**Document section**
--- BEGIN ---
1. Introduction
Biometric identifiers, such as fingerprints, iris and retina scans, are becoming increasingly attractive for the use in security systems because of their uniqueness and time invariant characteristics—for example, in authentication and identification systems. Conventional personal authentication systems usually use secret passwords or physical tokens to guarantee the legitimacy of a person. On the other hand, biometric authentication systems use the physical characteristics of a person to guarantee the legitimacy of the person to be authenticated.
Biometric authentication systems are decomposed into two phases: the enrollment and the authentication phase. A simple authentication approach is to gather biometric measurements in the enrollment phase, apply a one-way function and then store the results in a public database. In the authentication phase, new biometric measurements are gathered. The same one-way is applied and the outcome is then compared to the one stored in the database. Unfortunately, biometric measurements might be affected by noise. To deal with noisy data, error correction is needed. Therefore, helper data is generated during the enrollment phase as well based on the biometric measurements and then stored directly in the public database that will be then used in the authentication phase, which will then be used in the authentication phase to correct the noisy imperfections of the measurements.
Since the database containing the helper data is public, an eavesdropper can have access to the data if desired. How can we prevent an eavesdropper from gaining information about the biometric data from the publicly stored helper data? One is interested in encoding the biometric data into a helper data and a secret key such that the helper data does not reveal any information about the secret key. Cryptographic techniques are one approach to keeping the key secret. However, security on higher layers is usually based on the assumption of insufficient computational capabilities of eavesdroppers. Information theoretic security, on the contrary, uses the physical properties of the source to guarantee security independent from the computational capabilities of the adversary. This line of research was initiated by Shannon in [
1] and has attracted considerable interest recently—cf., for example, recent textbooks [
2,
3,
4] and references therein. In particular, Ahlswede and Csiszár in [
5] and Maurer in [
6] introduced a secret key sharing model. It consists of two terminals that observe the correlated sequences of a joint source. Both terminals generate a common key based on their observation and using public communication. The message transmitted over the public channel should not leak any amount of information about the common key.
Both works mentioned above use the weak secrecy condition as a measure of secrecy. Given a code of a certain blocklength, the weak secrecy condition is fulfilled if the mutual information between the key and the available information at the eavesdropper normalized by the code blocklength is arbitrarily small for large blocklengths. On the other hand, the strong secrecy condition is fulfilled if the un-normalized mutual information between the key and the available information at the eavesdropper is arbitrarily small for large blocklengths, i.e., the total amount of information leaked to the eavesdropper is negligible. The secret key sharing model satisfying the strong secrecy condition has been studied in [
7].
--- END ---
**Record list**
--- BEGIN ---
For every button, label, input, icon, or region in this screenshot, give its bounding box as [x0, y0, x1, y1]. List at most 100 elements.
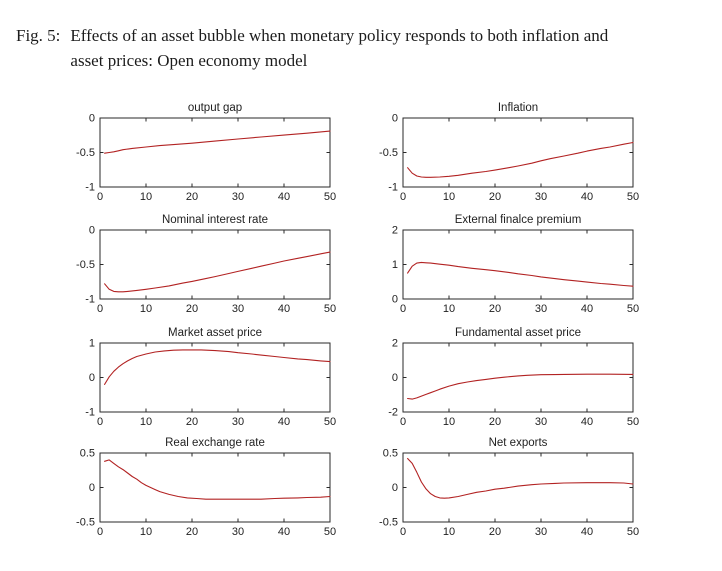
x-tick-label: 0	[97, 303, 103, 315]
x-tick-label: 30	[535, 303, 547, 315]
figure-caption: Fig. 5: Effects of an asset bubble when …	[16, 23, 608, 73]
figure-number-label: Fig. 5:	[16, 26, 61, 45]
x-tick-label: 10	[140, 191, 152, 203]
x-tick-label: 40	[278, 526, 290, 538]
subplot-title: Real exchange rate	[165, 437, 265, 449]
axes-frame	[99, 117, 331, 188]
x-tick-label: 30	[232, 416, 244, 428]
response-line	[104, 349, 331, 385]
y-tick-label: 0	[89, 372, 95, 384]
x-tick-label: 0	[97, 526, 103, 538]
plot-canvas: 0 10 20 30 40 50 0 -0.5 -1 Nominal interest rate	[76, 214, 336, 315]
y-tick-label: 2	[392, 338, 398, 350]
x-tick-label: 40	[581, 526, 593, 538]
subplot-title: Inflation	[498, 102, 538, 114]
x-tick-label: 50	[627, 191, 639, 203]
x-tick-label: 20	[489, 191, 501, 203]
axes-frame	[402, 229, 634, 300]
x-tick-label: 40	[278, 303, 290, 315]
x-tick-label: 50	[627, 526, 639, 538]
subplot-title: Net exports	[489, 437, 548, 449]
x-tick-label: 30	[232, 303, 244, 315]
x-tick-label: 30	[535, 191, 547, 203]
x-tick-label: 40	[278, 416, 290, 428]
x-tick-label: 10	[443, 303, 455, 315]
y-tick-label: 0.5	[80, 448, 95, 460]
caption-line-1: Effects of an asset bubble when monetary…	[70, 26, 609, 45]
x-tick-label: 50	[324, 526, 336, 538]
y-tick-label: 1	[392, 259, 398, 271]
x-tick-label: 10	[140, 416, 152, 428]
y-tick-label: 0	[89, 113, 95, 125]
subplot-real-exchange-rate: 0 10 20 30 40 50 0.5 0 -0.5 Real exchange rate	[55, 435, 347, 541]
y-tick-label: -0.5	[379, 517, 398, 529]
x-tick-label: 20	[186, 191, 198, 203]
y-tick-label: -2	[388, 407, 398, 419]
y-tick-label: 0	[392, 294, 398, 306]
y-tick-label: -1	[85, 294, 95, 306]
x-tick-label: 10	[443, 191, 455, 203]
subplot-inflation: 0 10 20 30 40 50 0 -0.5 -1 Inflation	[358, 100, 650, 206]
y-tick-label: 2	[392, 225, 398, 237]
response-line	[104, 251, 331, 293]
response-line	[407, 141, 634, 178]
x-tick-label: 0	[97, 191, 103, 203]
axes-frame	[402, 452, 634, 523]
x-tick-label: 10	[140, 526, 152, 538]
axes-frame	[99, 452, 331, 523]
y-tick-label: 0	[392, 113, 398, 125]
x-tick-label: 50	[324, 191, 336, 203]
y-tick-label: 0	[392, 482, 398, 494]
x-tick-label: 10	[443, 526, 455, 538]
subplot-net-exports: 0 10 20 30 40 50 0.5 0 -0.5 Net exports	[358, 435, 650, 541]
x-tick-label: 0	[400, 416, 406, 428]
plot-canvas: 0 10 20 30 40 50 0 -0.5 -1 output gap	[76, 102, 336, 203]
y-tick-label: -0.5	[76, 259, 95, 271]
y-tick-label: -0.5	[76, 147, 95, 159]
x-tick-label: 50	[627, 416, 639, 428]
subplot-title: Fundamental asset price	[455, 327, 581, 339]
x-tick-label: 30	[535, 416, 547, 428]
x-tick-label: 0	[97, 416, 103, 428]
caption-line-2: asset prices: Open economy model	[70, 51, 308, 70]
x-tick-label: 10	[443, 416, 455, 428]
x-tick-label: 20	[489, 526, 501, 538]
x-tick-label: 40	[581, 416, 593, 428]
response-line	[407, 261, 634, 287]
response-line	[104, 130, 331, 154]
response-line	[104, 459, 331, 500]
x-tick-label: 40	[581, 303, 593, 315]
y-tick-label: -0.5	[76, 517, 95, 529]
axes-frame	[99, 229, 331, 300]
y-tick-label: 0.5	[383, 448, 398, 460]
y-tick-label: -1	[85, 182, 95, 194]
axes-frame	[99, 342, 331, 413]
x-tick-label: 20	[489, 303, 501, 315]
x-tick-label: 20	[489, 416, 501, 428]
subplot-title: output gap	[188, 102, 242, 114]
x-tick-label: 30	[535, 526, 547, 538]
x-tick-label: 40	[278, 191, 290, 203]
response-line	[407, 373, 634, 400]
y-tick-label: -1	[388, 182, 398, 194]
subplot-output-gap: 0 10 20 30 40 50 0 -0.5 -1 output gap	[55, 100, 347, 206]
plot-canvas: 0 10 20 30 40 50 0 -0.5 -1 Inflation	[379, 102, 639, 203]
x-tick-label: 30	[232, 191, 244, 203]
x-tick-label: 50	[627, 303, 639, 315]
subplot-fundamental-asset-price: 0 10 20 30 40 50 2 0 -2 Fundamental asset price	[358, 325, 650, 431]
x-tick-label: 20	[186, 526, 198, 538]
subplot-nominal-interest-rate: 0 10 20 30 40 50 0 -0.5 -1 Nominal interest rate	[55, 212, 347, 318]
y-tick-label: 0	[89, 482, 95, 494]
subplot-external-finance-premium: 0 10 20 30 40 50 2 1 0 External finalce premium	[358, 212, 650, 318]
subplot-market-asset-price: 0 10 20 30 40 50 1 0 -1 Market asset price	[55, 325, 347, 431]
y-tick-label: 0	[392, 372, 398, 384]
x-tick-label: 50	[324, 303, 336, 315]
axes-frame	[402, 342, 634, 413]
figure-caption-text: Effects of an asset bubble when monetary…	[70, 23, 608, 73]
--- END ---
**Task 1**
According to the introduction on biometric authentication, what two phases make up biometric authentication systems?
**Task 2**
Proceed with the introduction on biometric authentication, continuing after its final sentence.

**Task response 1**
The enrollment phase and the authentication phase.

**Task response 2**
One could model the biometric authentication similar to this secret key generation source model; however, this model does not take into account the amount of information that the public data (the helper data in the biometric scenario) leaks about the biometric measurement. The goal of biometric authentication is to perform a secret and successful authentication procedure without compromising the information about the user (privacy leakage). Compromised biometric information is unique and cannot be replaced, so once it is compromised, it is compromised forever, which might lead to an identity theft (see [
8,
9,
10] for more information on privacy concerns). Since the helper data we use to deal with noisy data is a function of the biometric measurements, it contains information about the biometric measurement. Thus, if an attacker breaks into the data base, he could be able to extract information about the biometric measurement from where the helper data is stored. Hence, we aim to control the privacy leakage as well. An information theoretic approach of secure biometric authentication controlling the privacy leakage was studied in [
11,
12] under ideal conditions, i.e., with perfect source state information (SSI) and without the presence of active attackers.
In both references [
11,
12], the capacity results under the weak secrecy condition were derived. In [
13], the capacity result for the sequential key-distillation with rate limited one-way public communication using the strong secrecy condition was shown.
For reliable authentication, SSI is needed; however, in practical systems, it is never perfectly available. Compound sources model a simple and realistic SSI scenario in which the legitimate users are not aware of the actual source realisation. Nevertheless, they know that it belongs to a known uncertainty set of sources and that it remains constant during the entire observation. This model was first introduced and studied in [
14,
15] in a channel coding context. Compound sources can also model the presence of an active attacker, who is able to control the state of the source. We are interested in performing an authentication process that is robust against such uncertainties and attacks. The secret key generation for source uncertainty was studied in [
16,
17,
18,
19]. In [
16], the secret key generation using compound joint sources was studied and the key-capacity was established.
In [
20], the achievability result of the privacy secrecy capacity region for generated secret keys for compound sources has been derived under the weak secrecy condition. In this work, we study robust biometric authentication in detail and extend this result in several directions. First, we consider a model where the legitimate users suffer from source uncertainty and/or attacks and derive achievability results under the strong secrecy conditions for both the generated and chosen secret key authentication. We then provide matching converses to obtain single-letter characterizations of the corresponding privacy secrecy capacity regions.
We further address the following question: can small changes of the compound source cause large changes in the privacy secrecy capacity region? Such a question has been first studied in [
21] for arbitrarily varying quantum channels (AVQCs) showing that deterministic capacity has discontinuity points, while the randomness-assisted capacity is a continuous function of the AVQCs. This line of research is continued in [
22,
23], in which the classical compound wiretap channel, the arbitrarily varying wiretap channel (AVWC), and the compound broadcast channel with confidential messages (BCC) are studied. We study this for the biometric authentication problem at hand and show that the corresponding privacy secrecy capacity regions are continuous functions of the underlying uncertainty sets. Thus, small changes in the compound set lead to small changes in the capacity region only.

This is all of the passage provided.